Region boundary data
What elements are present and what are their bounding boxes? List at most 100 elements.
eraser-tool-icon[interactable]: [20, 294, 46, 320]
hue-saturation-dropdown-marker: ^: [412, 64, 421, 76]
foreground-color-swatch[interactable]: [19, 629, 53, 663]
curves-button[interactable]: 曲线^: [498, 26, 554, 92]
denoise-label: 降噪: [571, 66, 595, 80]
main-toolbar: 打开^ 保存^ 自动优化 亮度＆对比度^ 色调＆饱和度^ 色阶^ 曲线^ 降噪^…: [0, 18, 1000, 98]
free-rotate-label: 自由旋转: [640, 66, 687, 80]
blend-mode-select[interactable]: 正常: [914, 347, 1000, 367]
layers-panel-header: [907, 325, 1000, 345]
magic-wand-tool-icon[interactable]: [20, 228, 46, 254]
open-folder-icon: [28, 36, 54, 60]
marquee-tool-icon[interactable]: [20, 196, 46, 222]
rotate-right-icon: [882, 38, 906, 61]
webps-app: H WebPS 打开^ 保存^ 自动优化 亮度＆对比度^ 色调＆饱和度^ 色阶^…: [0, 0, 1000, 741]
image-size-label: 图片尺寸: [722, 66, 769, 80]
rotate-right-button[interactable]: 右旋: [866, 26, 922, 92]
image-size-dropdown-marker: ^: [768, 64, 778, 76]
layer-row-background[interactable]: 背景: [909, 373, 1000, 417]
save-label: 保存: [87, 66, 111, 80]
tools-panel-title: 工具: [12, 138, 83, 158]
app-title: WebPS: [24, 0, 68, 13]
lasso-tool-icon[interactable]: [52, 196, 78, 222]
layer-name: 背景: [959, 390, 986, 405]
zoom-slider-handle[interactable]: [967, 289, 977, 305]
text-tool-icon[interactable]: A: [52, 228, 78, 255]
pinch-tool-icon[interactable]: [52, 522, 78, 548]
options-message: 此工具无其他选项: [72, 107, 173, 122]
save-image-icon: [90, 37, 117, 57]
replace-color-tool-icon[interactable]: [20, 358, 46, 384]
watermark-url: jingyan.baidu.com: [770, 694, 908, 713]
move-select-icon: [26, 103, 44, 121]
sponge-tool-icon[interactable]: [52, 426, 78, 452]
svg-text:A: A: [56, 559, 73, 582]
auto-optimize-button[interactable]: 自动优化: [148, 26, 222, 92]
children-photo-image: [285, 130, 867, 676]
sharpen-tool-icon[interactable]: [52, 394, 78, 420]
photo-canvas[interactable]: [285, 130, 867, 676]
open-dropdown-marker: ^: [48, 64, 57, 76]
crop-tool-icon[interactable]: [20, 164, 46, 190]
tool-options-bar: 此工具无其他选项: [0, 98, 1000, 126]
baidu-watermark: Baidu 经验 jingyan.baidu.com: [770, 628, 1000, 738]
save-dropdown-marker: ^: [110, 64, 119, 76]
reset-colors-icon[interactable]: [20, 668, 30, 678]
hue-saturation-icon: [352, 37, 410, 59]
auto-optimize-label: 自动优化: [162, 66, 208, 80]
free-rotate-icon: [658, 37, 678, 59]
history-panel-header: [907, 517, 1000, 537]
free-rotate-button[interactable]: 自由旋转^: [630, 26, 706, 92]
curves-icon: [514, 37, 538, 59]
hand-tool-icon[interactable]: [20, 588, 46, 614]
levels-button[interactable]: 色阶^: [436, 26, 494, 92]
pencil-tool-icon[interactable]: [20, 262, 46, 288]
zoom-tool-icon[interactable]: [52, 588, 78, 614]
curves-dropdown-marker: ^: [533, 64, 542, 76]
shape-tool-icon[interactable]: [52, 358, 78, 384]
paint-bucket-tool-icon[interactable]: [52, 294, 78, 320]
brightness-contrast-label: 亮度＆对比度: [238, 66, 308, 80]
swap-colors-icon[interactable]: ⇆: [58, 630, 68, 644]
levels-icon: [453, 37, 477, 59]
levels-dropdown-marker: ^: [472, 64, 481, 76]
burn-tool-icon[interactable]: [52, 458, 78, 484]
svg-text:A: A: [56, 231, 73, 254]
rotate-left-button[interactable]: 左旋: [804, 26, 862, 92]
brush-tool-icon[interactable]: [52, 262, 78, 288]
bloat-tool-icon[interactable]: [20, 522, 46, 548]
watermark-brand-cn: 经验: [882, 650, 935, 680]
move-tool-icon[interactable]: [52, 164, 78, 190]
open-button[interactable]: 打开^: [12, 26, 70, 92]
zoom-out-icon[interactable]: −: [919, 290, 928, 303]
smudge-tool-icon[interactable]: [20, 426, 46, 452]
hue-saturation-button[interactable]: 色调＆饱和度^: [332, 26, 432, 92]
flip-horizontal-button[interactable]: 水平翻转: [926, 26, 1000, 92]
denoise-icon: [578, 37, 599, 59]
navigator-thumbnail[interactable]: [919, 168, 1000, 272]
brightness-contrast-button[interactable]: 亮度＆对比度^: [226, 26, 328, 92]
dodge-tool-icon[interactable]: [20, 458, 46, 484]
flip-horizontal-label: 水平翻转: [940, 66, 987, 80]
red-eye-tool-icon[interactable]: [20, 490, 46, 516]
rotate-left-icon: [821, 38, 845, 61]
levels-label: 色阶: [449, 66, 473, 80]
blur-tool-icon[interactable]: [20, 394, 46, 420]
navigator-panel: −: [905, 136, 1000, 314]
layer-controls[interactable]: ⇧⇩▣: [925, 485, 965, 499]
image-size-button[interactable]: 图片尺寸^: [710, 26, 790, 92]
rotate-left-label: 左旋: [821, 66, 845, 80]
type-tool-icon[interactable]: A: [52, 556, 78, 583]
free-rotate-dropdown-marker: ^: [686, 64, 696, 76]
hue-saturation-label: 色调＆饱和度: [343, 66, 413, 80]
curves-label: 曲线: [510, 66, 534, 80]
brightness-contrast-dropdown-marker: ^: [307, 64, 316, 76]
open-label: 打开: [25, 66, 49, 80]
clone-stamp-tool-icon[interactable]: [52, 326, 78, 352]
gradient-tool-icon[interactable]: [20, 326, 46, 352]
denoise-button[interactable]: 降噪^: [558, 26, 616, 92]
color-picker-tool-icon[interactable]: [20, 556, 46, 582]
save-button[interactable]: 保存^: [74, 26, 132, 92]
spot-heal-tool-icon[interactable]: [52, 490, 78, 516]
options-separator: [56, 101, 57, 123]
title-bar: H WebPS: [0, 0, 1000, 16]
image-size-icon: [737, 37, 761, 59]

→ **WHAT IS NEEDED**: Reproduce every line of the data above verbatim.

→ **TASK RESULT**:
What elements are present and what are their bounding boxes? List at most 100 elements.
eraser-tool-icon[interactable]: [20, 294, 46, 320]
hue-saturation-dropdown-marker: ^: [412, 64, 421, 76]
foreground-color-swatch[interactable]: [19, 629, 53, 663]
curves-button[interactable]: 曲线^: [498, 26, 554, 92]
denoise-label: 降噪: [571, 66, 595, 80]
main-toolbar: 打开^ 保存^ 自动优化 亮度＆对比度^ 色调＆饱和度^ 色阶^ 曲线^ 降噪^…: [0, 18, 1000, 98]
free-rotate-label: 自由旋转: [640, 66, 687, 80]
blend-mode-select[interactable]: 正常: [914, 347, 1000, 367]
layers-panel-header: [907, 325, 1000, 345]
magic-wand-tool-icon[interactable]: [20, 228, 46, 254]
open-folder-icon: [28, 36, 54, 60]
marquee-tool-icon[interactable]: [20, 196, 46, 222]
rotate-right-icon: [882, 38, 906, 61]
webps-app: H WebPS 打开^ 保存^ 自动优化 亮度＆对比度^ 色调＆饱和度^ 色阶^…: [0, 0, 1000, 741]
image-size-label: 图片尺寸: [722, 66, 769, 80]
rotate-right-button[interactable]: 右旋: [866, 26, 922, 92]
image-size-dropdown-marker: ^: [768, 64, 778, 76]
layer-row-background[interactable]: 背景: [909, 373, 1000, 417]
save-label: 保存: [87, 66, 111, 80]
tools-panel-title: 工具: [12, 138, 83, 158]
app-title: WebPS: [24, 0, 68, 13]
lasso-tool-icon[interactable]: [52, 196, 78, 222]
layer-name: 背景: [959, 390, 986, 405]
zoom-slider-handle[interactable]: [967, 289, 977, 305]
text-tool-icon[interactable]: A: [52, 228, 78, 255]
pinch-tool-icon[interactable]: [52, 522, 78, 548]
options-message: 此工具无其他选项: [72, 107, 173, 122]
save-image-icon: [90, 37, 117, 57]
replace-color-tool-icon[interactable]: [20, 358, 46, 384]
watermark-url: jingyan.baidu.com: [770, 694, 908, 713]
move-select-icon: [26, 103, 44, 121]
sponge-tool-icon[interactable]: [52, 426, 78, 452]
svg-text:A: A: [56, 559, 73, 582]
auto-optimize-button[interactable]: 自动优化: [148, 26, 222, 92]
children-photo-image: [285, 130, 867, 676]
sharpen-tool-icon[interactable]: [52, 394, 78, 420]
photo-canvas[interactable]: [285, 130, 867, 676]
open-dropdown-marker: ^: [48, 64, 57, 76]
crop-tool-icon[interactable]: [20, 164, 46, 190]
tool-options-bar: 此工具无其他选项: [0, 98, 1000, 126]
baidu-watermark: Baidu 经验 jingyan.baidu.com: [770, 628, 1000, 738]
save-dropdown-marker: ^: [110, 64, 119, 76]
reset-colors-icon[interactable]: [20, 668, 30, 678]
hue-saturation-icon: [352, 37, 410, 59]
auto-optimize-label: 自动优化: [162, 66, 208, 80]
free-rotate-icon: [658, 37, 678, 59]
history-panel-header: [907, 517, 1000, 537]
free-rotate-button[interactable]: 自由旋转^: [630, 26, 706, 92]
curves-icon: [514, 37, 538, 59]
hand-tool-icon[interactable]: [20, 588, 46, 614]
levels-button[interactable]: 色阶^: [436, 26, 494, 92]
pencil-tool-icon[interactable]: [20, 262, 46, 288]
zoom-tool-icon[interactable]: [52, 588, 78, 614]
curves-dropdown-marker: ^: [533, 64, 542, 76]
shape-tool-icon[interactable]: [52, 358, 78, 384]
paint-bucket-tool-icon[interactable]: [52, 294, 78, 320]
brightness-contrast-label: 亮度＆对比度: [238, 66, 308, 80]
swap-colors-icon[interactable]: ⇆: [58, 630, 68, 644]
levels-icon: [453, 37, 477, 59]
levels-dropdown-marker: ^: [472, 64, 481, 76]
burn-tool-icon[interactable]: [52, 458, 78, 484]
svg-text:A: A: [56, 231, 73, 254]
rotate-left-button[interactable]: 左旋: [804, 26, 862, 92]
brush-tool-icon[interactable]: [52, 262, 78, 288]
bloat-tool-icon[interactable]: [20, 522, 46, 548]
watermark-brand-cn: 经验: [882, 650, 935, 680]
move-tool-icon[interactable]: [52, 164, 78, 190]
open-button[interactable]: 打开^: [12, 26, 70, 92]
zoom-out-icon[interactable]: −: [919, 290, 928, 303]
smudge-tool-icon[interactable]: [20, 426, 46, 452]
hue-saturation-button[interactable]: 色调＆饱和度^: [332, 26, 432, 92]
flip-horizontal-button[interactable]: 水平翻转: [926, 26, 1000, 92]
denoise-icon: [578, 37, 599, 59]
navigator-thumbnail[interactable]: [919, 168, 1000, 272]
brightness-contrast-button[interactable]: 亮度＆对比度^: [226, 26, 328, 92]
dodge-tool-icon[interactable]: [20, 458, 46, 484]
flip-horizontal-label: 水平翻转: [940, 66, 987, 80]
red-eye-tool-icon[interactable]: [20, 490, 46, 516]
rotate-left-icon: [821, 38, 845, 61]
levels-label: 色阶: [449, 66, 473, 80]
blur-tool-icon[interactable]: [20, 394, 46, 420]
navigator-panel: −: [905, 136, 1000, 314]
layer-controls[interactable]: ⇧⇩▣: [925, 485, 965, 499]
image-size-button[interactable]: 图片尺寸^: [710, 26, 790, 92]
rotate-left-label: 左旋: [821, 66, 845, 80]
type-tool-icon[interactable]: A: [52, 556, 78, 583]
free-rotate-dropdown-marker: ^: [686, 64, 696, 76]
hue-saturation-label: 色调＆饱和度: [343, 66, 413, 80]
curves-label: 曲线: [510, 66, 534, 80]
brightness-contrast-dropdown-marker: ^: [307, 64, 316, 76]
open-label: 打开: [25, 66, 49, 80]
clone-stamp-tool-icon[interactable]: [52, 326, 78, 352]
gradient-tool-icon[interactable]: [20, 326, 46, 352]
denoise-button[interactable]: 降噪^: [558, 26, 616, 92]
color-picker-tool-icon[interactable]: [20, 556, 46, 582]
save-button[interactable]: 保存^: [74, 26, 132, 92]
spot-heal-tool-icon[interactable]: [52, 490, 78, 516]
options-separator: [56, 101, 57, 123]
title-bar: H WebPS: [0, 0, 1000, 16]
image-size-icon: [737, 37, 761, 59]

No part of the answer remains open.